__PROBLEM REQUIREMENTS__.
Reproduce the lines below, swapping every "legend-label" for "legend-entry" and changing nothing else; omit the picture.

# # # # # # #

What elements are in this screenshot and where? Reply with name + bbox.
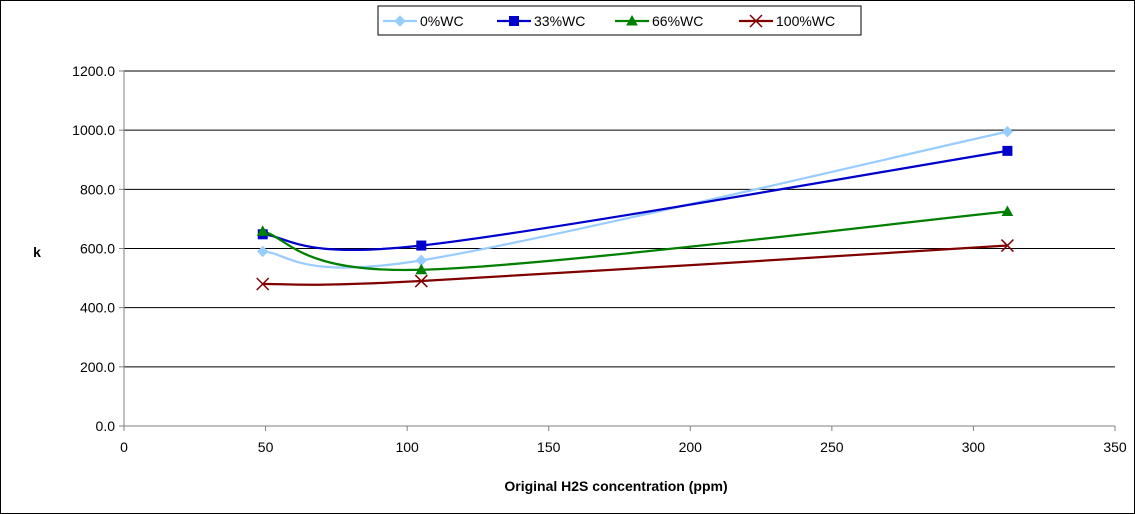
legend-marker bbox=[509, 16, 519, 26]
y-tick-label: 600.0 bbox=[80, 241, 115, 257]
y-tick-labels: 0.0 200.0 400.0 600.0 800.0 1000.0 1200.0 bbox=[72, 63, 115, 434]
data-point-marker bbox=[414, 274, 428, 288]
data-point-marker bbox=[415, 263, 428, 275]
axes bbox=[119, 70, 1116, 431]
y-tick-label: 1200.0 bbox=[72, 63, 115, 79]
legend-label: 33%WC bbox=[534, 13, 585, 29]
x-tick-label: 100 bbox=[395, 439, 419, 455]
series-markers bbox=[256, 125, 1014, 291]
x-tick-label: 200 bbox=[679, 439, 703, 455]
x-tick-label: 150 bbox=[537, 439, 561, 455]
gridlines bbox=[124, 70, 1115, 368]
data-point-marker bbox=[1002, 145, 1013, 156]
series-line-100pct-wc bbox=[262, 244, 1008, 286]
x-tick-label: 50 bbox=[258, 439, 274, 455]
y-axis-title: k bbox=[33, 244, 41, 260]
data-point-marker bbox=[416, 240, 427, 251]
legend-label: 0%WC bbox=[420, 13, 464, 29]
data-point-marker bbox=[257, 245, 269, 258]
data-point-marker bbox=[1001, 125, 1014, 138]
legend-marker bbox=[749, 14, 763, 28]
y-tick-label: 200.0 bbox=[80, 359, 115, 375]
series-line-33pct-wc bbox=[262, 149, 1008, 252]
y-tick-label: 0.0 bbox=[96, 418, 116, 434]
y-tick-label: 400.0 bbox=[80, 300, 115, 316]
data-point-marker bbox=[1001, 205, 1014, 217]
legend-label: 100%WC bbox=[776, 13, 835, 29]
data-point-marker bbox=[256, 225, 269, 236]
series-line-66pct-wc bbox=[262, 210, 1008, 272]
data-point-marker bbox=[1000, 239, 1014, 253]
x-tick-label: 350 bbox=[1103, 439, 1127, 455]
legend: 0%WC 33%WC 66%WC 100%WC bbox=[377, 5, 862, 36]
legend-marker bbox=[626, 14, 638, 26]
legend-label: 66%WC bbox=[652, 13, 703, 29]
series-line-0pct-wc bbox=[262, 130, 1008, 269]
legend-marker bbox=[394, 15, 406, 27]
series-lines bbox=[262, 130, 1008, 286]
y-tick-label: 800.0 bbox=[80, 181, 115, 197]
x-tick-label: 300 bbox=[962, 439, 986, 455]
y-tick-label: 1000.0 bbox=[72, 122, 115, 138]
x-tick-label: 0 bbox=[120, 439, 128, 455]
data-point-marker bbox=[256, 277, 270, 291]
x-axis-title: Original H2S concentration (ppm) bbox=[504, 478, 727, 494]
x-tick-label: 250 bbox=[820, 439, 844, 455]
x-tick-labels: 0 50 100 150 200 250 300 350 bbox=[120, 439, 1127, 455]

# # # # # # #

__FINISHED EXERCISE__.
What elements are in this screenshot and where? Reply with name + bbox.
legend-marker bbox=[509, 16, 519, 26]
y-tick-label: 600.0 bbox=[80, 241, 115, 257]
y-tick-labels: 0.0 200.0 400.0 600.0 800.0 1000.0 1200.0 bbox=[72, 63, 115, 434]
data-point-marker bbox=[414, 274, 428, 288]
data-point-marker bbox=[415, 263, 428, 275]
axes bbox=[119, 70, 1116, 431]
y-tick-label: 1200.0 bbox=[72, 63, 115, 79]
legend-entry: 33%WC bbox=[534, 13, 585, 29]
x-tick-label: 100 bbox=[395, 439, 419, 455]
series-markers bbox=[256, 125, 1014, 291]
x-tick-label: 200 bbox=[679, 439, 703, 455]
x-tick-label: 150 bbox=[537, 439, 561, 455]
gridlines bbox=[124, 70, 1115, 368]
data-point-marker bbox=[1002, 145, 1013, 156]
series-line-100pct-wc bbox=[262, 244, 1008, 286]
x-tick-label: 50 bbox=[258, 439, 274, 455]
y-axis-title: k bbox=[33, 244, 41, 260]
data-point-marker bbox=[416, 240, 427, 251]
legend-entry: 0%WC bbox=[420, 13, 464, 29]
data-point-marker bbox=[257, 245, 269, 258]
data-point-marker bbox=[1001, 125, 1014, 138]
legend-marker bbox=[749, 14, 763, 28]
y-tick-label: 200.0 bbox=[80, 359, 115, 375]
series-line-33pct-wc bbox=[262, 149, 1008, 252]
y-tick-label: 0.0 bbox=[96, 418, 116, 434]
y-tick-label: 400.0 bbox=[80, 300, 115, 316]
data-point-marker bbox=[1001, 205, 1014, 217]
legend-entry: 100%WC bbox=[776, 13, 835, 29]
data-point-marker bbox=[256, 225, 269, 236]
series-line-66pct-wc bbox=[262, 210, 1008, 272]
data-point-marker bbox=[1000, 239, 1014, 253]
x-tick-label: 350 bbox=[1103, 439, 1127, 455]
legend: 0%WC 33%WC 66%WC 100%WC bbox=[377, 5, 862, 36]
legend-marker bbox=[626, 14, 638, 26]
legend-entry: 66%WC bbox=[652, 13, 703, 29]
series-line-0pct-wc bbox=[262, 130, 1008, 269]
legend-marker bbox=[394, 15, 406, 27]
series-lines bbox=[262, 130, 1008, 286]
y-tick-label: 800.0 bbox=[80, 181, 115, 197]
x-tick-label: 300 bbox=[962, 439, 986, 455]
y-tick-label: 1000.0 bbox=[72, 122, 115, 138]
x-tick-label: 0 bbox=[120, 439, 128, 455]
data-point-marker bbox=[256, 277, 270, 291]
x-axis-title: Original H2S concentration (ppm) bbox=[504, 478, 727, 494]
x-tick-label: 250 bbox=[820, 439, 844, 455]
x-tick-labels: 0 50 100 150 200 250 300 350 bbox=[120, 439, 1127, 455]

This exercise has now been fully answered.